▸ Do this:
Search the material for "grid" and show all lines that contain it.

▸ Records from a collection of figures:
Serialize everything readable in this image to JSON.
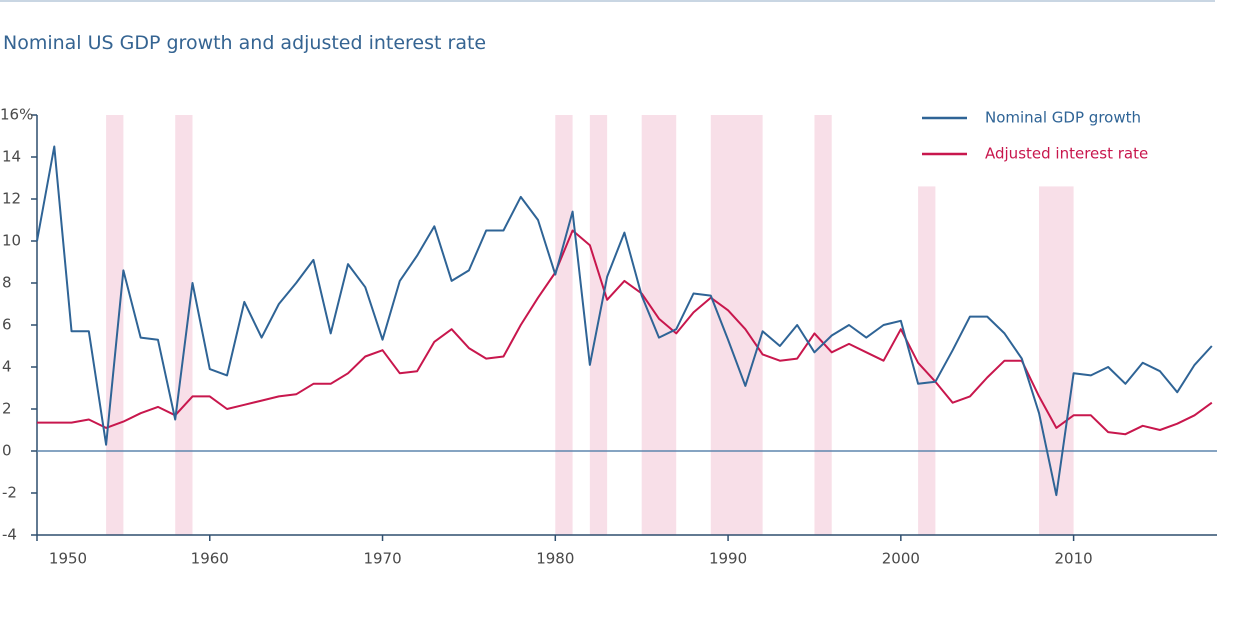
{
  "chart_data": {
    "type": "line",
    "title": "Nominal US GDP growth and adjusted interest rate",
    "x": [
      1950,
      1951,
      1952,
      1953,
      1954,
      1955,
      1956,
      1957,
      1958,
      1959,
      1960,
      1961,
      1962,
      1963,
      1964,
      1965,
      1966,
      1967,
      1968,
      1969,
      1970,
      1971,
      1972,
      1973,
      1974,
      1975,
      1976,
      1977,
      1978,
      1979,
      1980,
      1981,
      1982,
      1983,
      1984,
      1985,
      1986,
      1987,
      1988,
      1989,
      1990,
      1991,
      1992,
      1993,
      1994,
      1995,
      1996,
      1997,
      1998,
      1999,
      2000,
      2001,
      2002,
      2003,
      2004,
      2005,
      2006,
      2007,
      2008,
      2009,
      2010,
      2011,
      2012,
      2013,
      2014,
      2015,
      2016,
      2017,
      2018
    ],
    "series": [
      {
        "name": "Nominal GDP growth",
        "color": "#2f6496",
        "values": [
          10,
          14.5,
          5.7,
          5.7,
          0.3,
          8.6,
          5.4,
          5.3,
          1.5,
          8.0,
          3.9,
          3.6,
          7.1,
          5.4,
          7.0,
          8.0,
          9.1,
          5.6,
          8.9,
          7.8,
          5.3,
          8.1,
          9.3,
          10.7,
          8.1,
          8.6,
          10.5,
          10.5,
          12.1,
          11.0,
          8.4,
          11.4,
          4.1,
          8.3,
          10.4,
          7.4,
          5.4,
          5.8,
          7.5,
          7.4,
          5.3,
          3.1,
          5.7,
          5.0,
          6.0,
          4.7,
          5.5,
          6.0,
          5.4,
          6.0,
          6.2,
          3.2,
          3.3,
          4.8,
          6.4,
          6.4,
          5.6,
          4.4,
          1.8,
          -2.1,
          3.7,
          3.6,
          4.0,
          3.2,
          4.2,
          3.8,
          2.8,
          4.1,
          5.0
        ]
      },
      {
        "name": "Adjusted interest rate",
        "color": "#c8174d",
        "values": [
          1.35,
          1.35,
          1.35,
          1.5,
          1.1,
          1.4,
          1.8,
          2.1,
          1.7,
          2.6,
          2.6,
          2.0,
          2.2,
          2.4,
          2.6,
          2.7,
          3.2,
          3.2,
          3.7,
          4.5,
          4.8,
          3.7,
          3.8,
          5.2,
          5.8,
          4.9,
          4.4,
          4.5,
          6.0,
          7.3,
          8.5,
          10.5,
          9.8,
          7.2,
          8.1,
          7.5,
          6.3,
          5.6,
          6.6,
          7.3,
          6.7,
          5.8,
          4.6,
          4.3,
          4.4,
          5.6,
          4.7,
          5.1,
          4.7,
          4.3,
          5.8,
          4.2,
          3.3,
          2.3,
          2.6,
          3.5,
          4.3,
          4.3,
          2.6,
          1.1,
          1.7,
          1.7,
          0.9,
          0.8,
          1.2,
          1.0,
          1.3,
          1.7,
          2.3
        ]
      }
    ],
    "shaded_spans": [
      {
        "start": 1954,
        "end": 1955,
        "top": 16
      },
      {
        "start": 1958,
        "end": 1959,
        "top": 16
      },
      {
        "start": 1980,
        "end": 1981,
        "top": 16
      },
      {
        "start": 1982,
        "end": 1983,
        "top": 16
      },
      {
        "start": 1985,
        "end": 1987,
        "top": 16
      },
      {
        "start": 1989,
        "end": 1992,
        "top": 16
      },
      {
        "start": 1995,
        "end": 1996,
        "top": 16
      },
      {
        "start": 2001,
        "end": 2002,
        "top": 12.6
      },
      {
        "start": 2008,
        "end": 2010,
        "top": 12.6
      }
    ],
    "shade_color": "#f8dfe8",
    "xlim": [
      1950,
      2018.3
    ],
    "xticks": [
      1950,
      1960,
      1970,
      1980,
      1990,
      2000,
      2010
    ],
    "ylim": [
      -4,
      16
    ],
    "yticks": [
      -4,
      -2,
      0,
      2,
      4,
      6,
      8,
      10,
      12,
      {
        "value": 16,
        "label": "16%"
      },
      14
    ],
    "zero_line": true,
    "legend": "upper right"
  }
}
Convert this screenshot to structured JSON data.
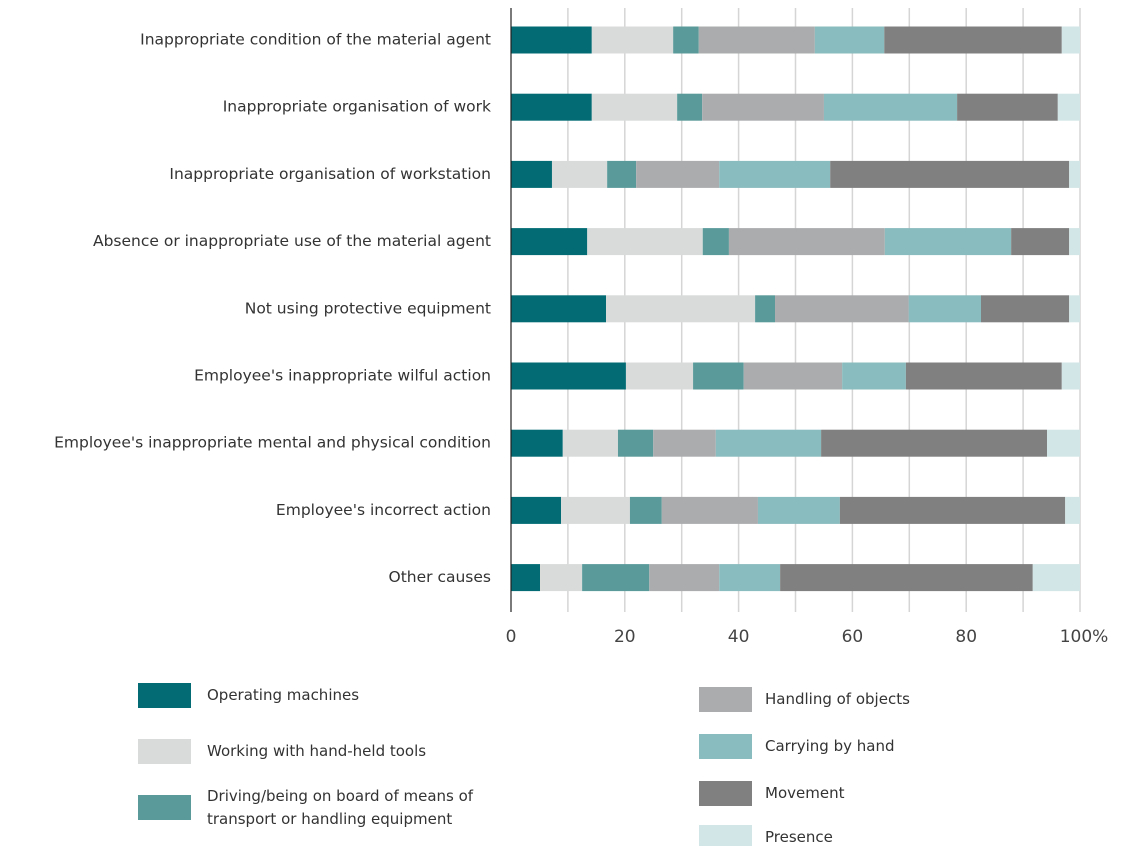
{
  "chart_data": {
    "type": "bar",
    "orientation": "horizontal",
    "stacked": true,
    "categories": [
      "Inappropriate condition of the material agent",
      "Inappropriate organisation of work",
      "Inappropriate organisation of workstation",
      "Absence or inappropriate use of the material agent",
      "Not using protective equipment",
      "Employee's inappropriate wilful action",
      "Employee's inappropriate mental and physical condition",
      "Employee's incorrect action",
      "Other causes"
    ],
    "series": [
      {
        "name": "Operating machines",
        "color": "#026b74",
        "values": [
          14.2,
          14.2,
          7.2,
          13.4,
          16.7,
          20.2,
          9.1,
          8.8,
          5.1
        ]
      },
      {
        "name": "Working with hand-held tools",
        "color": "#d9dbda",
        "values": [
          14.3,
          15.0,
          9.7,
          20.3,
          26.2,
          11.8,
          9.7,
          12.1,
          7.4
        ]
      },
      {
        "name": "Driving/being on board of means of transport or handling equipment",
        "color": "#5a9a9a",
        "values": [
          4.5,
          4.4,
          5.1,
          4.6,
          3.5,
          8.9,
          6.2,
          5.6,
          11.8
        ]
      },
      {
        "name": "Handling of objects",
        "color": "#abacae",
        "values": [
          20.4,
          21.4,
          14.6,
          27.4,
          23.5,
          17.3,
          11.0,
          16.9,
          12.3
        ]
      },
      {
        "name": "Carrying by hand",
        "color": "#88bcbe",
        "values": [
          12.2,
          23.4,
          19.5,
          22.2,
          12.7,
          11.2,
          18.5,
          14.4,
          10.7
        ]
      },
      {
        "name": "Movement",
        "color": "#808080",
        "values": [
          31.2,
          17.7,
          42.0,
          10.2,
          15.5,
          27.4,
          39.7,
          39.6,
          44.4
        ]
      },
      {
        "name": "Presence",
        "color": "#d3e6e7",
        "values": [
          3.2,
          3.9,
          1.9,
          1.9,
          1.9,
          3.2,
          5.8,
          2.6,
          8.3
        ]
      }
    ],
    "xlim": [
      0,
      100
    ],
    "xticks": [
      0,
      20,
      40,
      60,
      80,
      {
        "value": 100,
        "label": "100%"
      }
    ],
    "minor_xticks": [
      10,
      30,
      50,
      70,
      90
    ],
    "grid": true
  }
}
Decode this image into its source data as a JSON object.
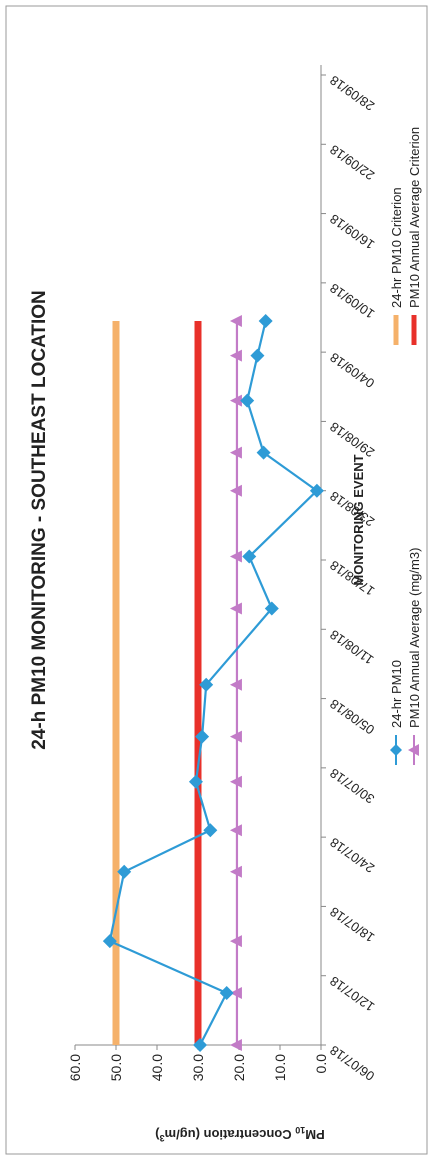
{
  "chart_data": {
    "type": "line",
    "title": "24-h PM10 MONITORING - SOUTHEAST LOCATION",
    "xlabel": "MONITORING EVENT",
    "ylabel_main": "PM",
    "ylabel_sub": "10",
    "ylabel_rest": " Concentration (ug/m",
    "ylabel_sup": "3",
    "ylabel_end": ")",
    "ylim": [
      0,
      60
    ],
    "yticks": [
      "0.0",
      "10.0",
      "20.0",
      "30.0",
      "40.0",
      "50.0",
      "60.0"
    ],
    "grid": false,
    "legend_position": "bottom",
    "categories": [
      "06/07/18",
      "12/07/18",
      "18/07/18",
      "24/07/18",
      "30/07/18",
      "05/08/18",
      "11/08/18",
      "17/08/18",
      "23/08/18",
      "29/08/18",
      "04/09/18",
      "10/09/18",
      "16/09/18",
      "22/09/18",
      "28/09/18"
    ],
    "series": [
      {
        "name": "24-hr PM10",
        "color": "#2e9bd6",
        "marker": "diamond",
        "x": [
          0,
          0.75,
          1.5,
          2.5,
          3.1,
          3.8,
          4.45,
          5.2,
          6.3,
          7.05,
          8.0,
          8.55,
          9.3,
          9.95,
          10.45
        ],
        "values": [
          29.5,
          23.0,
          51.5,
          48.0,
          27.0,
          30.5,
          29.0,
          28.0,
          12.0,
          17.5,
          1.0,
          14.0,
          18.0,
          15.5,
          13.5
        ]
      },
      {
        "name": "PM10 Annual Average (mg/m3)",
        "color": "#c27bc7",
        "marker": "triangle",
        "x": [
          0,
          0.75,
          1.5,
          2.5,
          3.1,
          3.8,
          4.45,
          5.2,
          6.3,
          7.05,
          8.0,
          8.55,
          9.3,
          9.95,
          10.45
        ],
        "values": [
          20.5,
          20.5,
          20.5,
          20.5,
          20.5,
          20.5,
          20.5,
          20.5,
          20.5,
          20.5,
          20.5,
          20.5,
          20.5,
          20.5,
          20.5
        ]
      },
      {
        "name": "24-hr PM10 Criterion",
        "color": "#f5b16a",
        "marker": "none",
        "x": [
          0,
          10.45
        ],
        "values": [
          50,
          50
        ]
      },
      {
        "name": "PM10 Annual Average Criterion",
        "color": "#e8302a",
        "marker": "none",
        "x": [
          0,
          10.45
        ],
        "values": [
          30,
          30
        ]
      }
    ]
  },
  "legend": {
    "item1": "24-hr PM10",
    "item2": "PM10 Annual Average (mg/m3)",
    "item3": "24-hr PM10 Criterion",
    "item4": "PM10 Annual Average Criterion"
  }
}
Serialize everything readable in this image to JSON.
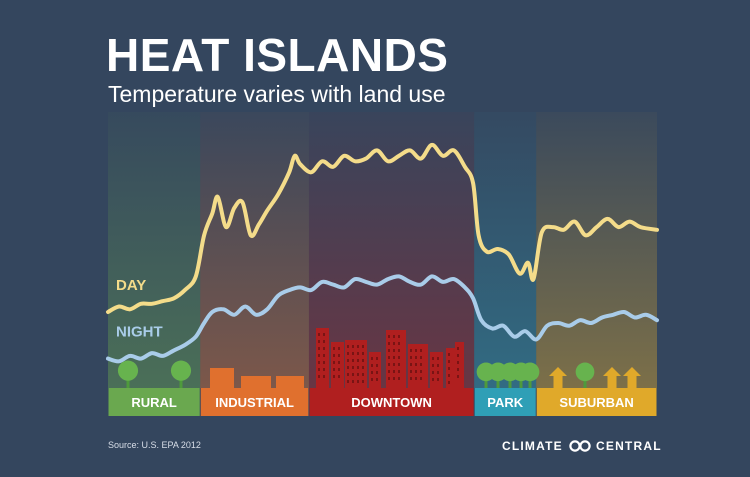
{
  "title": "HEAT ISLANDS",
  "subtitle": "Temperature varies with land use",
  "source": "Source: U.S. EPA 2012",
  "brand": {
    "left": "CLIMATE",
    "right": "CENTRAL",
    "logo_icon": "double-ring-logo-icon"
  },
  "colors": {
    "background": "#34465e",
    "day_line": "#f4dc8a",
    "night_line": "#a9cce9",
    "rural": "#6aa84f",
    "industrial": "#e0702e",
    "downtown": "#b01f1f",
    "park": "#2f9fb6",
    "suburban": "#e0a92a"
  },
  "chart_data": {
    "type": "line",
    "title": "HEAT ISLANDS",
    "subtitle": "Temperature varies with land use",
    "xlabel": "",
    "ylabel": "",
    "grid": false,
    "legend": "inline-left",
    "xlim": [
      0,
      100
    ],
    "ylim": [
      0,
      100
    ],
    "zones": [
      {
        "key": "rural",
        "label": "RURAL",
        "start": 0,
        "end": 16.8,
        "color": "#6aa84f"
      },
      {
        "key": "industrial",
        "label": "INDUSTRIAL",
        "start": 16.8,
        "end": 36.6,
        "color": "#e0702e"
      },
      {
        "key": "downtown",
        "label": "DOWNTOWN",
        "start": 36.6,
        "end": 66.7,
        "color": "#b01f1f"
      },
      {
        "key": "park",
        "label": "PARK",
        "start": 66.7,
        "end": 78.0,
        "color": "#2f9fb6"
      },
      {
        "key": "suburban",
        "label": "SUBURBAN",
        "start": 78.0,
        "end": 100,
        "color": "#e0a92a"
      }
    ],
    "series": [
      {
        "name": "DAY",
        "color": "#f4dc8a",
        "x": [
          0,
          2,
          4,
          6,
          8,
          10,
          12,
          14,
          16,
          17.5,
          19,
          20,
          21.5,
          23,
          24.5,
          26,
          27.5,
          29,
          31,
          33,
          34,
          35,
          37,
          39,
          41,
          43,
          45,
          47,
          49,
          51,
          53,
          55,
          57,
          59,
          61,
          63,
          65,
          66.5,
          67.5,
          69,
          71,
          73,
          75,
          76.5,
          77.5,
          79,
          81,
          83,
          85,
          87,
          89,
          91,
          93,
          95,
          97,
          100
        ],
        "values": [
          27,
          29,
          28,
          30,
          30,
          31,
          32,
          35,
          40,
          55,
          63,
          69,
          58,
          65,
          67,
          55,
          59,
          64,
          70,
          78,
          84,
          81,
          78,
          82,
          80,
          84,
          82,
          83,
          86,
          82,
          84,
          86,
          83,
          88,
          84,
          86,
          80,
          74,
          55,
          49,
          50,
          48,
          41,
          45,
          39,
          56,
          58,
          57,
          60,
          55,
          58,
          61,
          58,
          60,
          58,
          57
        ]
      },
      {
        "name": "NIGHT",
        "color": "#a9cce9",
        "x": [
          0,
          2,
          4,
          6,
          8,
          10,
          12,
          14,
          16,
          17.5,
          19,
          21,
          23,
          25,
          27,
          29,
          31,
          33,
          35,
          37,
          39,
          41,
          43,
          45,
          47,
          49,
          51,
          53,
          55,
          57,
          59,
          61,
          63,
          65,
          66.5,
          68,
          70,
          72,
          74,
          76,
          78,
          80,
          82,
          84,
          86,
          88,
          90,
          92,
          94,
          96,
          98,
          100
        ],
        "values": [
          10,
          9,
          11,
          10,
          12,
          11,
          13,
          15,
          18,
          23,
          27,
          28,
          26,
          29,
          26,
          28,
          33,
          35,
          36,
          35,
          38,
          37,
          36,
          39,
          38,
          37,
          39,
          40,
          38,
          37,
          40,
          38,
          39,
          36,
          32,
          24,
          21,
          22,
          18,
          20,
          17,
          22,
          23,
          22,
          24,
          23,
          25,
          26,
          27,
          25,
          26,
          24
        ]
      }
    ],
    "line_labels": [
      {
        "series": "DAY",
        "text": "DAY"
      },
      {
        "series": "NIGHT",
        "text": "NIGHT"
      }
    ]
  }
}
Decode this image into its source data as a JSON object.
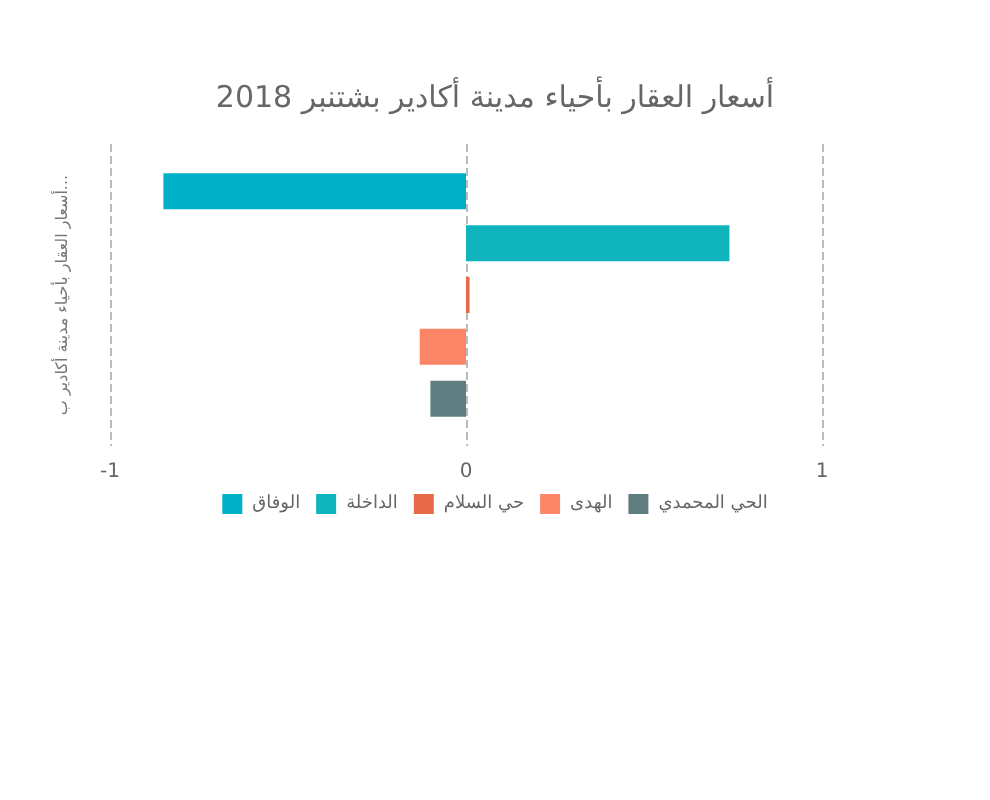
{
  "chart_data": {
    "type": "bar",
    "orientation": "horizontal",
    "title": "أسعار العقار بأحياء مدينة أكادير بشتنبر 2018",
    "ylabel": "أسعار العقار بأحياء مدينة أكادير ب...",
    "categories": [
      null
    ],
    "series": [
      {
        "name": "الوفاق",
        "color": "#00b0c8",
        "values": [
          -0.85
        ]
      },
      {
        "name": "الداخلة",
        "color": "#10b4bc",
        "values": [
          0.74
        ]
      },
      {
        "name": "حي السلام",
        "color": "#e8694a",
        "values": [
          0.01
        ]
      },
      {
        "name": "الهدى",
        "color": "#fb8566",
        "values": [
          -0.13
        ]
      },
      {
        "name": "الحي المحمدي",
        "color": "#5f7c80",
        "values": [
          -0.1
        ]
      }
    ],
    "xlim": [
      -1,
      1
    ],
    "xticks": [
      -1,
      0,
      1
    ],
    "grid": "x",
    "legend": "bottom"
  }
}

▸ Output below:
    "grid": true
    "grid": false,
    "grid": false,
    "grid": "x",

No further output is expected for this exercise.